§ **INSTRUCTIONS FOR THE TASK**
Please find all lines in the data that hold the string "Shuffling" and copy them.

§ **Stored records**
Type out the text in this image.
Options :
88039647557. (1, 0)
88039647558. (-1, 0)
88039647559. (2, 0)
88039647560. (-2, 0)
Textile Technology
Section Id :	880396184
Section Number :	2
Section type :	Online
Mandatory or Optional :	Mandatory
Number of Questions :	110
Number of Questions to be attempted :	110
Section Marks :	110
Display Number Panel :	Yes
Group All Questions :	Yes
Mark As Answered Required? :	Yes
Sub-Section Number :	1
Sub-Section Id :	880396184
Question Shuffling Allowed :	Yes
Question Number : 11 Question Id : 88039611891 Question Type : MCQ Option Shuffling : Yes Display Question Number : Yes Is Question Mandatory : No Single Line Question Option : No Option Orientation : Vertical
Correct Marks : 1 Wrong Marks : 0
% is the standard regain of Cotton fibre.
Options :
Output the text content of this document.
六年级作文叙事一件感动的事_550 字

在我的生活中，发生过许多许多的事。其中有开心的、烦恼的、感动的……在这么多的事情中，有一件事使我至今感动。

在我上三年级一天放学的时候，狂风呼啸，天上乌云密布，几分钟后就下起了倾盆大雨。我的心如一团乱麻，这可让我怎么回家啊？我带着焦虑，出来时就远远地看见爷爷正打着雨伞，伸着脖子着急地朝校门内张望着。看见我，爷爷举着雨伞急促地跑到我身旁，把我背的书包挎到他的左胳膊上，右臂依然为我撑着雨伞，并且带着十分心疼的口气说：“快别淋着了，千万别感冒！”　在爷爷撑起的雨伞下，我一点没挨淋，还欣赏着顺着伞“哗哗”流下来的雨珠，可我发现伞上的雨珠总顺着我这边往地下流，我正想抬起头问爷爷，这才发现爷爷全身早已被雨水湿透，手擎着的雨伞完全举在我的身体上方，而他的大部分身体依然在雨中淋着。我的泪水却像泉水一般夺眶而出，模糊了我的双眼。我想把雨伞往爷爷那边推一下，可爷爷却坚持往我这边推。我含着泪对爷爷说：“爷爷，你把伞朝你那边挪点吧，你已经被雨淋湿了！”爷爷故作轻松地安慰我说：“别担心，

§ **CORRECT RESULT**
Question Shuffling Allowed :	Yes
Question Number : 11 Question Id : 88039611891 Question Type : MCQ Option Shuffling : Yes Display Question Number : Yes Is Question Mandatory : No Single Line Question Option : No Option Orientation : Vertical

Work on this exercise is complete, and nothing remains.